Extracted records
* Begin *

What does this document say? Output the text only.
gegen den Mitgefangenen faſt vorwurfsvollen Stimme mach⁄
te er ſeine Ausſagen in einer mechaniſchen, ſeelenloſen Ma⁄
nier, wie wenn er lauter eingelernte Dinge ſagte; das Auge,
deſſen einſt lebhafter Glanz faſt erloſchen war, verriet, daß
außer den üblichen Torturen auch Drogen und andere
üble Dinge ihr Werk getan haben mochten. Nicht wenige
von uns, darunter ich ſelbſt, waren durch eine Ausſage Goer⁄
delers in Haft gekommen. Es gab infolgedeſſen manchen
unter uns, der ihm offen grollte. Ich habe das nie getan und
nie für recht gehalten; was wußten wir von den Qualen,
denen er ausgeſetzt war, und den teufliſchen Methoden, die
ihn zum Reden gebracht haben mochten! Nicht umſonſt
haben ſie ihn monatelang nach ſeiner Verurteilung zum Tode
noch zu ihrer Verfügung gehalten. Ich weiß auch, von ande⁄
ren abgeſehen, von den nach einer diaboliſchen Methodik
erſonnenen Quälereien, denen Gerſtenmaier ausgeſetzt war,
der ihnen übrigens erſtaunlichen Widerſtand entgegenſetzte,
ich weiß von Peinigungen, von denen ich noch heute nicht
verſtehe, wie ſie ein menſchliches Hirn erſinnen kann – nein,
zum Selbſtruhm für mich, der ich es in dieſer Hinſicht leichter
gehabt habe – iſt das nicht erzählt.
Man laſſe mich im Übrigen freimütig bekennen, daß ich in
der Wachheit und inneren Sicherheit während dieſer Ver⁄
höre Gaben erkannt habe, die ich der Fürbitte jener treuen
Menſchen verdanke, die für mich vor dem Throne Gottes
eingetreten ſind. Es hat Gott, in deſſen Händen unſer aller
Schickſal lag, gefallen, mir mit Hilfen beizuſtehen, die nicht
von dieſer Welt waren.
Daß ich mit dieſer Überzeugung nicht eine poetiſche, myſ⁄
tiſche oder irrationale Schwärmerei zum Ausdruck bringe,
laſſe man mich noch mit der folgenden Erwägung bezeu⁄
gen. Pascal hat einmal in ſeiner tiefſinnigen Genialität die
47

* End *

### GOAL
Make an exact copy of the listing, including every line.

### EXERCISE RESULT
What does this document say? Output the text only.
gegen den Mitgefangenen faſt vorwurfsvollen Stimme mach⁄
te er ſeine Ausſagen in einer mechaniſchen, ſeelenloſen Ma⁄
nier, wie wenn er lauter eingelernte Dinge ſagte; das Auge,
deſſen einſt lebhafter Glanz faſt erloſchen war, verriet, daß
außer den üblichen Torturen auch Drogen und andere
üble Dinge ihr Werk getan haben mochten. Nicht wenige
von uns, darunter ich ſelbſt, waren durch eine Ausſage Goer⁄
delers in Haft gekommen. Es gab infolgedeſſen manchen
unter uns, der ihm offen grollte. Ich habe das nie getan und
nie für recht gehalten; was wußten wir von den Qualen,
denen er ausgeſetzt war, und den teufliſchen Methoden, die
ihn zum Reden gebracht haben mochten! Nicht umſonſt
haben ſie ihn monatelang nach ſeiner Verurteilung zum Tode
noch zu ihrer Verfügung gehalten. Ich weiß auch, von ande⁄
ren abgeſehen, von den nach einer diaboliſchen Methodik
erſonnenen Quälereien, denen Gerſtenmaier ausgeſetzt war,
der ihnen übrigens erſtaunlichen Widerſtand entgegenſetzte,
ich weiß von Peinigungen, von denen ich noch heute nicht
verſtehe, wie ſie ein menſchliches Hirn erſinnen kann – nein,
zum Selbſtruhm für mich, der ich es in dieſer Hinſicht leichter
gehabt habe – iſt das nicht erzählt.
Man laſſe mich im Übrigen freimütig bekennen, daß ich in
der Wachheit und inneren Sicherheit während dieſer Ver⁄
höre Gaben erkannt habe, die ich der Fürbitte jener treuen
Menſchen verdanke, die für mich vor dem Throne Gottes
eingetreten ſind. Es hat Gott, in deſſen Händen unſer aller
Schickſal lag, gefallen, mir mit Hilfen beizuſtehen, die nicht
von dieſer Welt waren.
Daß ich mit dieſer Überzeugung nicht eine poetiſche, myſ⁄
tiſche oder irrationale Schwärmerei zum Ausdruck bringe,
laſſe man mich noch mit der folgenden Erwägung bezeu⁄
gen. Pascal hat einmal in ſeiner tiefſinnigen Genialität die
47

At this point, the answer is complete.